## start Entries shown

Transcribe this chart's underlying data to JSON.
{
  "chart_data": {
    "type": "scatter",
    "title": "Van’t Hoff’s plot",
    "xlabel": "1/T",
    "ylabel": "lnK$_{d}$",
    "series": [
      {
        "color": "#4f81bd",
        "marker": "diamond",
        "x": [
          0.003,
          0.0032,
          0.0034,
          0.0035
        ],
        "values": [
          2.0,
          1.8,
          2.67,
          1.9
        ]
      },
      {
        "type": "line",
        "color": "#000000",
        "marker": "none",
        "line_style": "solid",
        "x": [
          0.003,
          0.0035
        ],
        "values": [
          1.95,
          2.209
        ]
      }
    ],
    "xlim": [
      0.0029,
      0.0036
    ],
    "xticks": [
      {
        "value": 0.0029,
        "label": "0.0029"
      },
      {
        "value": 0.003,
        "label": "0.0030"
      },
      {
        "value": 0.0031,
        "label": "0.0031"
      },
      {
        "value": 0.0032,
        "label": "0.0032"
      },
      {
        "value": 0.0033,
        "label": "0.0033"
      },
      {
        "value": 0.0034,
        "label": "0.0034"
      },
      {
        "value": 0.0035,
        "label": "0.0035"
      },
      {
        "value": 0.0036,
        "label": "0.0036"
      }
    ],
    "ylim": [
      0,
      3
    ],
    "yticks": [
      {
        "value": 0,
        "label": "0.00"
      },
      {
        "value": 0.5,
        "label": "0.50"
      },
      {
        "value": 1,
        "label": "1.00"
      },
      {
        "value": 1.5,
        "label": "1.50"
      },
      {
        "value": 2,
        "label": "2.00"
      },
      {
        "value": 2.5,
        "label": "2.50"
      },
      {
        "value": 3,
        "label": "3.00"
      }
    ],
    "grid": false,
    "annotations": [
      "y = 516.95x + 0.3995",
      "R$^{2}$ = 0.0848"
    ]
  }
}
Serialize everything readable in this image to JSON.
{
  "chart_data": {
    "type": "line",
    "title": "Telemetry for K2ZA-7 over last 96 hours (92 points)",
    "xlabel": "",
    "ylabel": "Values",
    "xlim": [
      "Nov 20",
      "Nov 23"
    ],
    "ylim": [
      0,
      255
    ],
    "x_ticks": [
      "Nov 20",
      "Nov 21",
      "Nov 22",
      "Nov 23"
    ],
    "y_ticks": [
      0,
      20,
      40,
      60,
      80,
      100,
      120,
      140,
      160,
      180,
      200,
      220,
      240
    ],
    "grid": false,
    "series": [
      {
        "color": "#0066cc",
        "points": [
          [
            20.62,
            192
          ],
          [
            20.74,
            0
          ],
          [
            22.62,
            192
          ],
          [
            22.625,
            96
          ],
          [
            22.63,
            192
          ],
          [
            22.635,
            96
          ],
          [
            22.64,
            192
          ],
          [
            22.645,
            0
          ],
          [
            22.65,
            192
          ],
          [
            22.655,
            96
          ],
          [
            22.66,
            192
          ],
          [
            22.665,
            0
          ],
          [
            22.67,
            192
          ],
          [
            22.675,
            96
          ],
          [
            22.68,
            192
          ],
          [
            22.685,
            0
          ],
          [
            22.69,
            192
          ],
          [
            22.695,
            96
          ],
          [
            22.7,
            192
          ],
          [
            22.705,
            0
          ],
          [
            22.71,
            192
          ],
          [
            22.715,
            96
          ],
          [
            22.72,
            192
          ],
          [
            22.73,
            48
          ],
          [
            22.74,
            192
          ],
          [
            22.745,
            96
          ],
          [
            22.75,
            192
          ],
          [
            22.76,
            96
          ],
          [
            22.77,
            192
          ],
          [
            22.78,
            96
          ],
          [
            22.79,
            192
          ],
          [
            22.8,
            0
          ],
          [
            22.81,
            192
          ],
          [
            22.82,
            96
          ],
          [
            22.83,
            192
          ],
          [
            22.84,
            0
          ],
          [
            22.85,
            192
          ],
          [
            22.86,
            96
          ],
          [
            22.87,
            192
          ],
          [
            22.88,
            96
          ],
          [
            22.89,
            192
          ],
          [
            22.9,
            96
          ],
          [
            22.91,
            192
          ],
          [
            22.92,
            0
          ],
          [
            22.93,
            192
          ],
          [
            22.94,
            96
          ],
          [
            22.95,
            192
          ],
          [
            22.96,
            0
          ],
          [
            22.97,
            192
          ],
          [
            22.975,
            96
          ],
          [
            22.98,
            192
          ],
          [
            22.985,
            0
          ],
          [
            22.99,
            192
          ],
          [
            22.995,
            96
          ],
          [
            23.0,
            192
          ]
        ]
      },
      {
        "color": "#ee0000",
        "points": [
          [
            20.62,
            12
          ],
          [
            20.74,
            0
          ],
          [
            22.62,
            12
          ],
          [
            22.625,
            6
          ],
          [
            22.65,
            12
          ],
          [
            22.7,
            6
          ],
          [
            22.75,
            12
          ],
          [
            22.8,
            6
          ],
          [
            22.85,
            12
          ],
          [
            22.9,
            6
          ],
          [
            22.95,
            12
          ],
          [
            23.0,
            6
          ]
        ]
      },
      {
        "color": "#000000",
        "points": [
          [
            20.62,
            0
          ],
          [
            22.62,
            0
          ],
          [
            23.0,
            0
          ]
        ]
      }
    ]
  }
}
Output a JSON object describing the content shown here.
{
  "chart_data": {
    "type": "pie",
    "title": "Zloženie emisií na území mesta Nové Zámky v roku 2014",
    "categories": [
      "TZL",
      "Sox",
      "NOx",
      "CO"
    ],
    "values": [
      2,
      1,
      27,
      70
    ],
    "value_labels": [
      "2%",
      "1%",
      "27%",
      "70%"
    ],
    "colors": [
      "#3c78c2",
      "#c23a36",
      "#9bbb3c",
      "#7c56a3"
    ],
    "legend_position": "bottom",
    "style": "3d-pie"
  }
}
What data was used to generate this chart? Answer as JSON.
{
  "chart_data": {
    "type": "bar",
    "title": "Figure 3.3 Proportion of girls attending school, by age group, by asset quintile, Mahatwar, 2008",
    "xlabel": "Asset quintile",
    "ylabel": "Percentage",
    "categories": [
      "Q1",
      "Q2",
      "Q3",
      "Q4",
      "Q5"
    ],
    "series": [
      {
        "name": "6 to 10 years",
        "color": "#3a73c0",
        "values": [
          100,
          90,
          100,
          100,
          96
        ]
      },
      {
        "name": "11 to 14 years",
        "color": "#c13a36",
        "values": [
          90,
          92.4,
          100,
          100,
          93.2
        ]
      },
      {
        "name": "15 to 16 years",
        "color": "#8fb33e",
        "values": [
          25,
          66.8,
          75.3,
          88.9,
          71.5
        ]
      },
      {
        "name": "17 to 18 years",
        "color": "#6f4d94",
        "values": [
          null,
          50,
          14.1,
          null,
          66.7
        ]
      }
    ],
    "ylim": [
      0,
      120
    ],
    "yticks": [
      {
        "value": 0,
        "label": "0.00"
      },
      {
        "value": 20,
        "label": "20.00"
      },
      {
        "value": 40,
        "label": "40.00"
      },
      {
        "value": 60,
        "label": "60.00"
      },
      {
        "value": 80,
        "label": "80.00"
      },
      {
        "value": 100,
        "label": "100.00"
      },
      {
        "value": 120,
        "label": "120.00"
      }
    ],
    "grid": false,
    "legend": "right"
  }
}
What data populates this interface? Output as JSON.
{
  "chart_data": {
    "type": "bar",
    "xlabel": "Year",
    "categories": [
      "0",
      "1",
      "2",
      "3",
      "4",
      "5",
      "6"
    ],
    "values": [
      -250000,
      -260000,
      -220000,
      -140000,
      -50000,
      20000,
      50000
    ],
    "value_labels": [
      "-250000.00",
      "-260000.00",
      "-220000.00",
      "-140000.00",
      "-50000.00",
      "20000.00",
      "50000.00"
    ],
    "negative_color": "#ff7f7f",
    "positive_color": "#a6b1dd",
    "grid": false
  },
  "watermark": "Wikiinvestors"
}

## end Entries shown

**Set exercise:** Restate every line of the data word for word.

**Task solution:**
Transcribe this chart's underlying data to JSON.
{
  "chart_data": {
    "type": "scatter",
    "title": "Van’t Hoff’s plot",
    "xlabel": "1/T",
    "ylabel": "lnK$_{d}$",
    "series": [
      {
        "color": "#4f81bd",
        "marker": "diamond",
        "x": [
          0.003,
          0.0032,
          0.0034,
          0.0035
        ],
        "values": [
          2.0,
          1.8,
          2.67,
          1.9
        ]
      },
      {
        "type": "line",
        "color": "#000000",
        "marker": "none",
        "line_style": "solid",
        "x": [
          0.003,
          0.0035
        ],
        "values": [
          1.95,
          2.209
        ]
      }
    ],
    "xlim": [
      0.0029,
      0.0036
    ],
    "xticks": [
      {
        "value": 0.0029,
        "label": "0.0029"
      },
      {
        "value": 0.003,
        "label": "0.0030"
      },
      {
        "value": 0.0031,
        "label": "0.0031"
      },
      {
        "value": 0.0032,
        "label": "0.0032"
      },
      {
        "value": 0.0033,
        "label": "0.0033"
      },
      {
        "value": 0.0034,
        "label": "0.0034"
      },
      {
        "value": 0.0035,
        "label": "0.0035"
      },
      {
        "value": 0.0036,
        "label": "0.0036"
      }
    ],
    "ylim": [
      0,
      3
    ],
    "yticks": [
      {
        "value": 0,
        "label": "0.00"
      },
      {
        "value": 0.5,
        "label": "0.50"
      },
      {
        "value": 1,
        "label": "1.00"
      },
      {
        "value": 1.5,
        "label": "1.50"
      },
      {
        "value": 2,
        "label": "2.00"
      },
      {
        "value": 2.5,
        "label": "2.50"
      },
      {
        "value": 3,
        "label": "3.00"
      }
    ],
    "grid": false,
    "annotations": [
      "y = 516.95x + 0.3995",
      "R$^{2}$ = 0.0848"
    ]
  }
}
Serialize everything readable in this image to JSON.
{
  "chart_data": {
    "type": "line",
    "title": "Telemetry for K2ZA-7 over last 96 hours (92 points)",
    "xlabel": "",
    "ylabel": "Values",
    "xlim": [
      "Nov 20",
      "Nov 23"
    ],
    "ylim": [
      0,
      255
    ],
    "x_ticks": [
      "Nov 20",
      "Nov 21",
      "Nov 22",
      "Nov 23"
    ],
    "y_ticks": [
      0,
      20,
      40,
      60,
      80,
      100,
      120,
      140,
      160,
      180,
      200,
      220,
      240
    ],
    "grid": false,
    "series": [
      {
        "color": "#0066cc",
        "points": [
          [
            20.62,
            192
          ],
          [
            20.74,
            0
          ],
          [
            22.62,
            192
          ],
          [
            22.625,
            96
          ],
          [
            22.63,
            192
          ],
          [
            22.635,
            96
          ],
          [
            22.64,
            192
          ],
          [
            22.645,
            0
          ],
          [
            22.65,
            192
          ],
          [
            22.655,
            96
          ],
          [
            22.66,
            192
          ],
          [
            22.665,
            0
          ],
          [
            22.67,
            192
          ],
          [
            22.675,
            96
          ],
          [
            22.68,
            192
          ],
          [
            22.685,
            0
          ],
          [
            22.69,
            192
          ],
          [
            22.695,
            96
          ],
          [
            22.7,
            192
          ],
          [
            22.705,
            0
          ],
          [
            22.71,
            192
          ],
          [
            22.715,
            96
          ],
          [
            22.72,
            192
          ],
          [
            22.73,
            48
          ],
          [
            22.74,
            192
          ],
          [
            22.745,
            96
          ],
          [
            22.75,
            192
          ],
          [
            22.76,
            96
          ],
          [
            22.77,
            192
          ],
          [
            22.78,
            96
          ],
          [
            22.79,
            192
          ],
          [
            22.8,
            0
          ],
          [
            22.81,
            192
          ],
          [
            22.82,
            96
          ],
          [
            22.83,
            192
          ],
          [
            22.84,
            0
          ],
          [
            22.85,
            192
          ],
          [
            22.86,
            96
          ],
          [
            22.87,
            192
          ],
          [
            22.88,
            96
          ],
          [
            22.89,
            192
          ],
          [
            22.9,
            96
          ],
          [
            22.91,
            192
          ],
          [
            22.92,
            0
          ],
          [
            22.93,
            192
          ],
          [
            22.94,
            96
          ],
          [
            22.95,
            192
          ],
          [
            22.96,
            0
          ],
          [
            22.97,
            192
          ],
          [
            22.975,
            96
          ],
          [
            22.98,
            192
          ],
          [
            22.985,
            0
          ],
          [
            22.99,
            192
          ],
          [
            22.995,
            96
          ],
          [
            23.0,
            192
          ]
        ]
      },
      {
        "color": "#ee0000",
        "points": [
          [
            20.62,
            12
          ],
          [
            20.74,
            0
          ],
          [
            22.62,
            12
          ],
          [
            22.625,
            6
          ],
          [
            22.65,
            12
          ],
          [
            22.7,
            6
          ],
          [
            22.75,
            12
          ],
          [
            22.8,
            6
          ],
          [
            22.85,
            12
          ],
          [
            22.9,
            6
          ],
          [
            22.95,
            12
          ],
          [
            23.0,
            6
          ]
        ]
      },
      {
        "color": "#000000",
        "points": [
          [
            20.62,
            0
          ],
          [
            22.62,
            0
          ],
          [
            23.0,
            0
          ]
        ]
      }
    ]
  }
}
Output a JSON object describing the content shown here.
{
  "chart_data": {
    "type": "pie",
    "title": "Zloženie emisií na území mesta Nové Zámky v roku 2014",
    "categories": [
      "TZL",
      "Sox",
      "NOx",
      "CO"
    ],
    "values": [
      2,
      1,
      27,
      70
    ],
    "value_labels": [
      "2%",
      "1%",
      "27%",
      "70%"
    ],
    "colors": [
      "#3c78c2",
      "#c23a36",
      "#9bbb3c",
      "#7c56a3"
    ],
    "legend_position": "bottom",
    "style": "3d-pie"
  }
}
What data was used to generate this chart? Answer as JSON.
{
  "chart_data": {
    "type": "bar",
    "title": "Figure 3.3 Proportion of girls attending school, by age group, by asset quintile, Mahatwar, 2008",
    "xlabel": "Asset quintile",
    "ylabel": "Percentage",
    "categories": [
      "Q1",
      "Q2",
      "Q3",
      "Q4",
      "Q5"
    ],
    "series": [
      {
        "name": "6 to 10 years",
        "color": "#3a73c0",
        "values": [
          100,
          90,
          100,
          100,
          96
        ]
      },
      {
        "name": "11 to 14 years",
        "color": "#c13a36",
        "values": [
          90,
          92.4,
          100,
          100,
          93.2
        ]
      },
      {
        "name": "15 to 16 years",
        "color": "#8fb33e",
        "values": [
          25,
          66.8,
          75.3,
          88.9,
          71.5
        ]
      },
      {
        "name": "17 to 18 years",
        "color": "#6f4d94",
        "values": [
          null,
          50,
          14.1,
          null,
          66.7
        ]
      }
    ],
    "ylim": [
      0,
      120
    ],
    "yticks": [
      {
        "value": 0,
        "label": "0.00"
      },
      {
        "value": 20,
        "label": "20.00"
      },
      {
        "value": 40,
        "label": "40.00"
      },
      {
        "value": 60,
        "label": "60.00"
      },
      {
        "value": 80,
        "label": "80.00"
      },
      {
        "value": 100,
        "label": "100.00"
      },
      {
        "value": 120,
        "label": "120.00"
      }
    ],
    "grid": false,
    "legend": "right"
  }
}
What data populates this interface? Output as JSON.
{
  "chart_data": {
    "type": "bar",
    "xlabel": "Year",
    "categories": [
      "0",
      "1",
      "2",
      "3",
      "4",
      "5",
      "6"
    ],
    "values": [
      -250000,
      -260000,
      -220000,
      -140000,
      -50000,
      20000,
      50000
    ],
    "value_labels": [
      "-250000.00",
      "-260000.00",
      "-220000.00",
      "-140000.00",
      "-50000.00",
      "20000.00",
      "50000.00"
    ],
    "negative_color": "#ff7f7f",
    "positive_color": "#a6b1dd",
    "grid": false
  },
  "watermark": "Wikiinvestors"
}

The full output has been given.